-- Begin --

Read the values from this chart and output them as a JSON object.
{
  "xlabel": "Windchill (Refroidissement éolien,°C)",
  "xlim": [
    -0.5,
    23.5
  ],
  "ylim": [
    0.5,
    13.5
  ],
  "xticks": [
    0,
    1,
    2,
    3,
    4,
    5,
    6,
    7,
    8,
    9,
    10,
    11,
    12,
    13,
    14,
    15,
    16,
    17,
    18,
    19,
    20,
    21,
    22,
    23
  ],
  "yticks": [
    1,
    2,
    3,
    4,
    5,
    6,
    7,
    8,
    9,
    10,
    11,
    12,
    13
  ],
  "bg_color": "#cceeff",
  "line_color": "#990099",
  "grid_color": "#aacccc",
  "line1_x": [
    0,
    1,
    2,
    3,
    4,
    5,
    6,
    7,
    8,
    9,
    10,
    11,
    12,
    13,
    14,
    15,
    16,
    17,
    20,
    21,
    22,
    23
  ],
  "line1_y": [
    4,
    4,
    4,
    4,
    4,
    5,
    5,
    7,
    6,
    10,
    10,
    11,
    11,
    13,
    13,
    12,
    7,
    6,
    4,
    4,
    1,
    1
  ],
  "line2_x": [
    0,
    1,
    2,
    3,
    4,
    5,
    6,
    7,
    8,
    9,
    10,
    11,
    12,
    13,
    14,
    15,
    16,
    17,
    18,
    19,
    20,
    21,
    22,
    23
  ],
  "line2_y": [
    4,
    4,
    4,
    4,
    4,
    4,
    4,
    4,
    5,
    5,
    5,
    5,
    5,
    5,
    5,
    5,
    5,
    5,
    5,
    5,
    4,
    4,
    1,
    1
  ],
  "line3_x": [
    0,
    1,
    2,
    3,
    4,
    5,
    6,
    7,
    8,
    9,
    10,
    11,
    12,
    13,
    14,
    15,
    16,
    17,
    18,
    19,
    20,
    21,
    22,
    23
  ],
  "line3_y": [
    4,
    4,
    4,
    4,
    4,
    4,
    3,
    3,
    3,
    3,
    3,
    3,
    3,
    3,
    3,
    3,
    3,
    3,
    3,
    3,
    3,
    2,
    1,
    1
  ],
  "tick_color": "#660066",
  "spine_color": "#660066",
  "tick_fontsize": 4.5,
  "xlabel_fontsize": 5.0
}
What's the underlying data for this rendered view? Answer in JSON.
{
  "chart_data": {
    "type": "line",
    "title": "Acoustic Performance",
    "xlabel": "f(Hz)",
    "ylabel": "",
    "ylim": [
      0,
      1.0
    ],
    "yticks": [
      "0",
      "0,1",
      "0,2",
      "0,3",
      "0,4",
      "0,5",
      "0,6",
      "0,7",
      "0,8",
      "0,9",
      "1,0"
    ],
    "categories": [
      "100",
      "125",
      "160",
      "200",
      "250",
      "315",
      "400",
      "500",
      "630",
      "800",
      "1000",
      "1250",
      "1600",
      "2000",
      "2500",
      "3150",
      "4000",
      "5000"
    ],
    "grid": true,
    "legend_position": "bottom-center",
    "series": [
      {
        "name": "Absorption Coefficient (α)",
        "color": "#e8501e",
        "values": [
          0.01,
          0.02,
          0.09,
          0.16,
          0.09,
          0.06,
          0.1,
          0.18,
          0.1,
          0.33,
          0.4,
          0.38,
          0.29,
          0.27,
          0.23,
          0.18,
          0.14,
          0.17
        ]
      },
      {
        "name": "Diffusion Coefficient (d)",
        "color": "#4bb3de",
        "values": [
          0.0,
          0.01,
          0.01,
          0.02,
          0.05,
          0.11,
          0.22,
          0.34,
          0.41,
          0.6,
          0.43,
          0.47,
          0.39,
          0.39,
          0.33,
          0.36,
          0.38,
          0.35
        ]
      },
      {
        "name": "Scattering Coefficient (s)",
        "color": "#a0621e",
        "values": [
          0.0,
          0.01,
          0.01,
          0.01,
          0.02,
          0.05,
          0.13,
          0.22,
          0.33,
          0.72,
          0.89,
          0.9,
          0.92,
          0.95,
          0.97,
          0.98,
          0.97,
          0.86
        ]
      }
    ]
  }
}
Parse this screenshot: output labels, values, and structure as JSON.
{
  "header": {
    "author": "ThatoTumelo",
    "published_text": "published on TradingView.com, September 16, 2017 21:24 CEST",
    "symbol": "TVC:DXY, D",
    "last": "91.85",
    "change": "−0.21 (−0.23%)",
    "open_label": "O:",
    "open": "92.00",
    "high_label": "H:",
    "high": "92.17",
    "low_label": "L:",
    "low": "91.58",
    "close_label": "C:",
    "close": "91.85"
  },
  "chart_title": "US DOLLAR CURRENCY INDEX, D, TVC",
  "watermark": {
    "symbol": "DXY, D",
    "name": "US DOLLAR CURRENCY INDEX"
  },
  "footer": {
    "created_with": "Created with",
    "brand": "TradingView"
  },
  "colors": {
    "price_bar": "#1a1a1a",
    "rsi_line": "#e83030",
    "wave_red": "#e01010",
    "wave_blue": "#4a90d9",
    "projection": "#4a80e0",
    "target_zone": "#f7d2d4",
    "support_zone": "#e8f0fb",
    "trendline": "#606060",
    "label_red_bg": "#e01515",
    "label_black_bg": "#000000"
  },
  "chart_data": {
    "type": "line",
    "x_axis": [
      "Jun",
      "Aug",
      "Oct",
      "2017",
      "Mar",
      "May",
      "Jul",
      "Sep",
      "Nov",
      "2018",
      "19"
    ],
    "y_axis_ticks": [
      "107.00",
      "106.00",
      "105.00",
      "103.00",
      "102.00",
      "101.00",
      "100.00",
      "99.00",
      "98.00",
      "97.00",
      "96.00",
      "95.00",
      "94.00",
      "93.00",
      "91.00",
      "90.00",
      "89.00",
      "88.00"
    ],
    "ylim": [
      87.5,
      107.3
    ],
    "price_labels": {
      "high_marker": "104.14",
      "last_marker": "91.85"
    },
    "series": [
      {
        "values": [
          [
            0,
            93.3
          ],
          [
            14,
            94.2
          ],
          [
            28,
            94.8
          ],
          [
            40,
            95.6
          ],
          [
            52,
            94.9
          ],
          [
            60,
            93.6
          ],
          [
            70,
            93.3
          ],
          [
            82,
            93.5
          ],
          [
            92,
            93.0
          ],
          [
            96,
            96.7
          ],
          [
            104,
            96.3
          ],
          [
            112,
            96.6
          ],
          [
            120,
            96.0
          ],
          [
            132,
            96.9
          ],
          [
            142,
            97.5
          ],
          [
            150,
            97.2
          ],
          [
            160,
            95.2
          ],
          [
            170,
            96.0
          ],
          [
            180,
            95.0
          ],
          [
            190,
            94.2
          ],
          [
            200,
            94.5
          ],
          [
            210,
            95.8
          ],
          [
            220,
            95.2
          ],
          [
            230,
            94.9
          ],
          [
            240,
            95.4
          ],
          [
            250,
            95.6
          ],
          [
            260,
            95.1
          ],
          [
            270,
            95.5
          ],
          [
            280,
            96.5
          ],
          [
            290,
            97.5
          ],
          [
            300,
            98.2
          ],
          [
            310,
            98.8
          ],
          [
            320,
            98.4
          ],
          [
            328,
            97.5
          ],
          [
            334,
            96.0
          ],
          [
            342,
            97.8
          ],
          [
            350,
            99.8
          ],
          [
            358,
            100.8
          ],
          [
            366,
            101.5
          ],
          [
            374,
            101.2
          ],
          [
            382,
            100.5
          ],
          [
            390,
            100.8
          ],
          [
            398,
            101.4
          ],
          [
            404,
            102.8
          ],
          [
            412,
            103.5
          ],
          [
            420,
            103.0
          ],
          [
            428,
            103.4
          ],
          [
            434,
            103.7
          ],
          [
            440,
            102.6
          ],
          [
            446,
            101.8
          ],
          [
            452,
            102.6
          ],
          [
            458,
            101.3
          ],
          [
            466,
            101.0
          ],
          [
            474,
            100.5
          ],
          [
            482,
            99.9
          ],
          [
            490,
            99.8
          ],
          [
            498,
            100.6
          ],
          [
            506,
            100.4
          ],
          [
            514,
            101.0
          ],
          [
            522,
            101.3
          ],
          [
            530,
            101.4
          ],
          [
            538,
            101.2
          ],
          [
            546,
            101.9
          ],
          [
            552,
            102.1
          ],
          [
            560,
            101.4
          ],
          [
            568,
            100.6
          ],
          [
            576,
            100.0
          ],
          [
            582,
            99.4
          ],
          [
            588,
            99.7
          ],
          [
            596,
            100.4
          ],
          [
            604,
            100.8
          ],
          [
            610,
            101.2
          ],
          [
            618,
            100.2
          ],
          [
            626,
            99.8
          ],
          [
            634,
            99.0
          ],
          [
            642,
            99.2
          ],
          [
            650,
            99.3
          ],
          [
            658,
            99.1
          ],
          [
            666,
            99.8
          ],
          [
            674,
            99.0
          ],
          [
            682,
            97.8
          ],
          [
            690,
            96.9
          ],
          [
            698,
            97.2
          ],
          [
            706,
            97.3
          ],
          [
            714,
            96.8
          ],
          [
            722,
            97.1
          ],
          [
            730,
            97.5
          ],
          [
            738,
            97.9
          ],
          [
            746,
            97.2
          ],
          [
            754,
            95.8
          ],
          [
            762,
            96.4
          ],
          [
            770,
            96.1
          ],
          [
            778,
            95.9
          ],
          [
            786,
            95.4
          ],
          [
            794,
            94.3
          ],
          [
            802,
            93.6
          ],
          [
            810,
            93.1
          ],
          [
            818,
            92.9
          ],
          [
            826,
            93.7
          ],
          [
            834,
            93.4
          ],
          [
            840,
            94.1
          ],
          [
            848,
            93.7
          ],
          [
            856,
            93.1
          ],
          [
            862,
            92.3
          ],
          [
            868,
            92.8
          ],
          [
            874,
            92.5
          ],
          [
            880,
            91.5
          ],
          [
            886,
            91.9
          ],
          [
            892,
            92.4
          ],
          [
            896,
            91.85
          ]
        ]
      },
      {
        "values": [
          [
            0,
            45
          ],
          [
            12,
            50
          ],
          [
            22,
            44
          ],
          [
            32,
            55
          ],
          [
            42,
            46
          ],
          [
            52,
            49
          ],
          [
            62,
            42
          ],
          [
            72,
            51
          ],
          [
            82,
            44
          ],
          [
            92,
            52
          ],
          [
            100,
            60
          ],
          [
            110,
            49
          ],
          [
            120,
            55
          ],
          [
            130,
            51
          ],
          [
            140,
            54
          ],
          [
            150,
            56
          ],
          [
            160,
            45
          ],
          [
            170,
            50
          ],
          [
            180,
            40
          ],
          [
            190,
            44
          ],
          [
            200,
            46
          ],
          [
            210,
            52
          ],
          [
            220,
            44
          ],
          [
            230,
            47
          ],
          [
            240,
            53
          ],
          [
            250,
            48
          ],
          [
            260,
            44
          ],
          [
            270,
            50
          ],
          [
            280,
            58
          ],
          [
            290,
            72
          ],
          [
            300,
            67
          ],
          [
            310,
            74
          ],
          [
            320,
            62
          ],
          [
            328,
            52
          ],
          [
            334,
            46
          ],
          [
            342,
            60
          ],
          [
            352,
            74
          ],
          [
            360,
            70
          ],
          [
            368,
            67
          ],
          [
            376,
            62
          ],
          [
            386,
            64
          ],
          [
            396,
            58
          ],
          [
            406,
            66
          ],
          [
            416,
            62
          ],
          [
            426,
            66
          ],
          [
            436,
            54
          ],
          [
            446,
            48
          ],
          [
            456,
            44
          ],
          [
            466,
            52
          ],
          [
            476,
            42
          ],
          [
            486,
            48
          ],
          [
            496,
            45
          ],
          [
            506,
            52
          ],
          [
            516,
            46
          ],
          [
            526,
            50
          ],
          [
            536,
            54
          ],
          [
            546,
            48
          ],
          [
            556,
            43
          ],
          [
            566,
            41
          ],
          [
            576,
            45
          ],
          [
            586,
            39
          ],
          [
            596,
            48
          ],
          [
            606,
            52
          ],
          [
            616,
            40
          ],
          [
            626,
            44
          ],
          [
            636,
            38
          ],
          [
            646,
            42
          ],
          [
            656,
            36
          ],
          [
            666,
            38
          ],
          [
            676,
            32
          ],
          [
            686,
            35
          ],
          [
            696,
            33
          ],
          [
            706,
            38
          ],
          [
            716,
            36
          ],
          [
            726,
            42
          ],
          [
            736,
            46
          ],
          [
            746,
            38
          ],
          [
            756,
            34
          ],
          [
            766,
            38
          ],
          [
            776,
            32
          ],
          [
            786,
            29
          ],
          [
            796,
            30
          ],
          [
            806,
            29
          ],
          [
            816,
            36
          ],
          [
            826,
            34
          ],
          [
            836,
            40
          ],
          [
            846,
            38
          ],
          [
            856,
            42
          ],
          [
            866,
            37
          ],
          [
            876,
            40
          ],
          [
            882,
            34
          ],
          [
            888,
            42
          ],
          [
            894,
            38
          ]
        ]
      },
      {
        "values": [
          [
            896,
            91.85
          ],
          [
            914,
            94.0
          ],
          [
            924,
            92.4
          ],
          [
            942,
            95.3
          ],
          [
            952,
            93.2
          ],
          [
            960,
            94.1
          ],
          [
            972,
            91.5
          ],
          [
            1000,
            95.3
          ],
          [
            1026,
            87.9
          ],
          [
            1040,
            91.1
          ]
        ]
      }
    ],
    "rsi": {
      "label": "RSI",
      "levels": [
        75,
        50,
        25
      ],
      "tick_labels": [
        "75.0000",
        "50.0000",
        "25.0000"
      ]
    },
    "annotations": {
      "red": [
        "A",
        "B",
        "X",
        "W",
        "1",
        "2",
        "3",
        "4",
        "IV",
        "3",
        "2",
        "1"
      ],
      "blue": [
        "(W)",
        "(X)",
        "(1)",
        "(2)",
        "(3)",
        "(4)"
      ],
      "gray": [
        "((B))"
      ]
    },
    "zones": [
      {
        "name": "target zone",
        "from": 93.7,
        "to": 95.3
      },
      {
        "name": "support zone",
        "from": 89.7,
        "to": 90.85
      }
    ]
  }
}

-- End --

Find every line in the records above that contains the word "Coefficient", and copy each one.

Answer to this problem —
        "name": "Absorption Coefficient (α)",
        "name": "Diffusion Coefficient (d)",
        "name": "Scattering Coefficient (s)",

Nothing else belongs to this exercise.